[Dataset items]
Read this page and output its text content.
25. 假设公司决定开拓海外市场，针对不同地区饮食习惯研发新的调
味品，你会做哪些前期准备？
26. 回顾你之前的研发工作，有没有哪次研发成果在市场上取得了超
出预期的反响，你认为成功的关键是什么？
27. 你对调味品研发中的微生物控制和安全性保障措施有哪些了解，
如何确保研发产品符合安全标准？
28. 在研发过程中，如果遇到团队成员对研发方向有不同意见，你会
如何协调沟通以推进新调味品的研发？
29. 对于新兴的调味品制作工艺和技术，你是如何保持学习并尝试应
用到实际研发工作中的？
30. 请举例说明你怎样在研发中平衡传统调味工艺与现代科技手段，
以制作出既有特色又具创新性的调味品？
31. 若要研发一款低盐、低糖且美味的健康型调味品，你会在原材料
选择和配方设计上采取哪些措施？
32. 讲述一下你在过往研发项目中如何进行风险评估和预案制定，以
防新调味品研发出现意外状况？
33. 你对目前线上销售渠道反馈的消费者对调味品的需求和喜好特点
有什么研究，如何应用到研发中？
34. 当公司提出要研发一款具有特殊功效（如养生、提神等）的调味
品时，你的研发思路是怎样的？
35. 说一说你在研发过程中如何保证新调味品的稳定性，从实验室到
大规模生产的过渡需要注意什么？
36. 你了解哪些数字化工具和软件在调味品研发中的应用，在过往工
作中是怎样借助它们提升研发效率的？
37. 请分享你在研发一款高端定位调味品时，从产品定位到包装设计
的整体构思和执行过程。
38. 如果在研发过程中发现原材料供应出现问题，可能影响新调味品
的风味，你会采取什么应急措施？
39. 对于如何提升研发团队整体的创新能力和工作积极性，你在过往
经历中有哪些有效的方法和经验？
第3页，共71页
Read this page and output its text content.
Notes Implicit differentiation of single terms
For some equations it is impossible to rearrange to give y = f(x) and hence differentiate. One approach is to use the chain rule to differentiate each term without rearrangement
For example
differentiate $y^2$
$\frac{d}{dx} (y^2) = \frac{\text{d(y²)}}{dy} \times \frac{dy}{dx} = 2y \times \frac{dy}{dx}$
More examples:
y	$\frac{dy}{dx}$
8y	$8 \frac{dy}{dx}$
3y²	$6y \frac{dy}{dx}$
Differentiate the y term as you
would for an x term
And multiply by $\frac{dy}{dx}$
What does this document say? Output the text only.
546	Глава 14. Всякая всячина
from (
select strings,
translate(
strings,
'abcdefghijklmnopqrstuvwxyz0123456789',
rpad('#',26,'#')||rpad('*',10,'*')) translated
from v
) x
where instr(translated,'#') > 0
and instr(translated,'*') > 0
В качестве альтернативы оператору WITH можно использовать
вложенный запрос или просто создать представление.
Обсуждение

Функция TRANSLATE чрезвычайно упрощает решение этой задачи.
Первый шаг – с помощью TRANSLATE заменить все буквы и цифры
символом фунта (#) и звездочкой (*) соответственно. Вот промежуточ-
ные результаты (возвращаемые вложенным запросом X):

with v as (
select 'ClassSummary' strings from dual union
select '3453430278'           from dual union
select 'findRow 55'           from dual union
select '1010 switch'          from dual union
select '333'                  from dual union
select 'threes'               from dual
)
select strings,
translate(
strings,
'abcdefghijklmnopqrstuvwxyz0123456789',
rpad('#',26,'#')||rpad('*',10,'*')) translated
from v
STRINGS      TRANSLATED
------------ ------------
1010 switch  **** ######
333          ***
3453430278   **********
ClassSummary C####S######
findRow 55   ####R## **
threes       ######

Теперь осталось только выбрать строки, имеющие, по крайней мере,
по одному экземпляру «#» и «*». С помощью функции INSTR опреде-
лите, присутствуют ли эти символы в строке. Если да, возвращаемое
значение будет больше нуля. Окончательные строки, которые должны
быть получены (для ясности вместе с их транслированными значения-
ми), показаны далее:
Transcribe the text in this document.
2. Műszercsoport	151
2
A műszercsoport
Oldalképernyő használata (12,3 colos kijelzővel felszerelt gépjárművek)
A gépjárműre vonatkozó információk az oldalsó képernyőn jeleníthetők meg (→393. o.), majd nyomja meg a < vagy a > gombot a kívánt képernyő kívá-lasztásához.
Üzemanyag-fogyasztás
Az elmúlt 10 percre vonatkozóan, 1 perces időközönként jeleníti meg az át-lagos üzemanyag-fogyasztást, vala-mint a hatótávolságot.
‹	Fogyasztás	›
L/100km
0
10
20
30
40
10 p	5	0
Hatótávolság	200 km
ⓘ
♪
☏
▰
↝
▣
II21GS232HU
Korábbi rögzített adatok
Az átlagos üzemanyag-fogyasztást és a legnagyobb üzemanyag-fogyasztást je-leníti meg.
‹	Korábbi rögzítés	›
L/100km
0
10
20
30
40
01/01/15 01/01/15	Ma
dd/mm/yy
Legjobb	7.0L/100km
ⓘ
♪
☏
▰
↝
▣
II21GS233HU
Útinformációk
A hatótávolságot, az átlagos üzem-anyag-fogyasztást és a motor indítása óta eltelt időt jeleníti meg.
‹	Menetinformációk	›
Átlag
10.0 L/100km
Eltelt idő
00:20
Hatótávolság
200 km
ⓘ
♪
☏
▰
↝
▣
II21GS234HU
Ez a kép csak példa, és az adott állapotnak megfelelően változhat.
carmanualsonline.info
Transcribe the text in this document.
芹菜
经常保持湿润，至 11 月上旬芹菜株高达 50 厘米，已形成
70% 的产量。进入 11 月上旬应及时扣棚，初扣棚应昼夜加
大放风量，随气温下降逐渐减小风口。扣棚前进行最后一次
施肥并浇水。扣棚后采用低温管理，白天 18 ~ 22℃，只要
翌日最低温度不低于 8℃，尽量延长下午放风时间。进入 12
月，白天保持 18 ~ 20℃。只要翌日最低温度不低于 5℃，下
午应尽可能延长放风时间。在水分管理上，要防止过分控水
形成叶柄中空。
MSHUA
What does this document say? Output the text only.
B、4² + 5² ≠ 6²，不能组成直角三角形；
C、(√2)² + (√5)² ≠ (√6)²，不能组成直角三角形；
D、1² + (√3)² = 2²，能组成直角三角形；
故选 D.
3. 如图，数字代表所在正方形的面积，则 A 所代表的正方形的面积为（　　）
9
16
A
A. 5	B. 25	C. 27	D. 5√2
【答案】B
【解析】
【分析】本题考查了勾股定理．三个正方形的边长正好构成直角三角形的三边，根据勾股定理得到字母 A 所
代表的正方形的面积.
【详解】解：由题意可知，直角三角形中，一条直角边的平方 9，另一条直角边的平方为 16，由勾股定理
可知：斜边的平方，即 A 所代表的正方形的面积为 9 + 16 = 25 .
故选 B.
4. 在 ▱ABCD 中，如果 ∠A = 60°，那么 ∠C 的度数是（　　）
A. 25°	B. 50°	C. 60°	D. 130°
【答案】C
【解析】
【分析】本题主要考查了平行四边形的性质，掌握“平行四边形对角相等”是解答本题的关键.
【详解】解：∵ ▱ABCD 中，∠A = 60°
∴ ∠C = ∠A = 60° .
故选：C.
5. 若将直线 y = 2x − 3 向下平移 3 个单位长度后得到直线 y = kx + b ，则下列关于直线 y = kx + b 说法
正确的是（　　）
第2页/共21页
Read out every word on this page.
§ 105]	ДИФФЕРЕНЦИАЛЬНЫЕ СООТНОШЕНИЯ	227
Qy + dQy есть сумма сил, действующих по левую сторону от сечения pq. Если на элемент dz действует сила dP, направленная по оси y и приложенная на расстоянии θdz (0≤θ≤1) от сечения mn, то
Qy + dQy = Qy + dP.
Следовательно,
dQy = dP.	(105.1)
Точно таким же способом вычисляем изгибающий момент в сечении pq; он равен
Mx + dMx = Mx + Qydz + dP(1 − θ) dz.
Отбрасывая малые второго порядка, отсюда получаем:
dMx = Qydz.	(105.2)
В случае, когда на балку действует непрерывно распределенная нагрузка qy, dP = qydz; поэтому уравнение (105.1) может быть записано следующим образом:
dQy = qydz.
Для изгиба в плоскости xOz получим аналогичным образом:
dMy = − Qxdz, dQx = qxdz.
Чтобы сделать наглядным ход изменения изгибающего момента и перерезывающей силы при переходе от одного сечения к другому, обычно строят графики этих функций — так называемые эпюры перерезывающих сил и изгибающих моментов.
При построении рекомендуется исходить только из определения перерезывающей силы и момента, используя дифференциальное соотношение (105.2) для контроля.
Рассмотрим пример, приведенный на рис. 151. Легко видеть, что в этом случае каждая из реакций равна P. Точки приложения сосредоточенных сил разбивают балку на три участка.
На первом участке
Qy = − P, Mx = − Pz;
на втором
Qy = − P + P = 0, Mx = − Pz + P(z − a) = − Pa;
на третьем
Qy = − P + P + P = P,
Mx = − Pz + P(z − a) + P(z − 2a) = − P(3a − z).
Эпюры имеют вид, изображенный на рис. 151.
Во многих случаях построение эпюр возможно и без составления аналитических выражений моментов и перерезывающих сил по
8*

* _Exercise instructions_: Extract each line holding the string "перерезывающей".

* _Exercise result_:
Чтобы сделать наглядным ход изменения изгибающего момента и перерезывающей силы при переходе от одного сечения к другому, обычно строят графики этих функций — так называемые эпюры перерезывающих сил и изгибающих моментов.
При построении рекомендуется исходить только из определения перерезывающей силы и момента, используя дифференциальное соотношение (105.2) для контроля.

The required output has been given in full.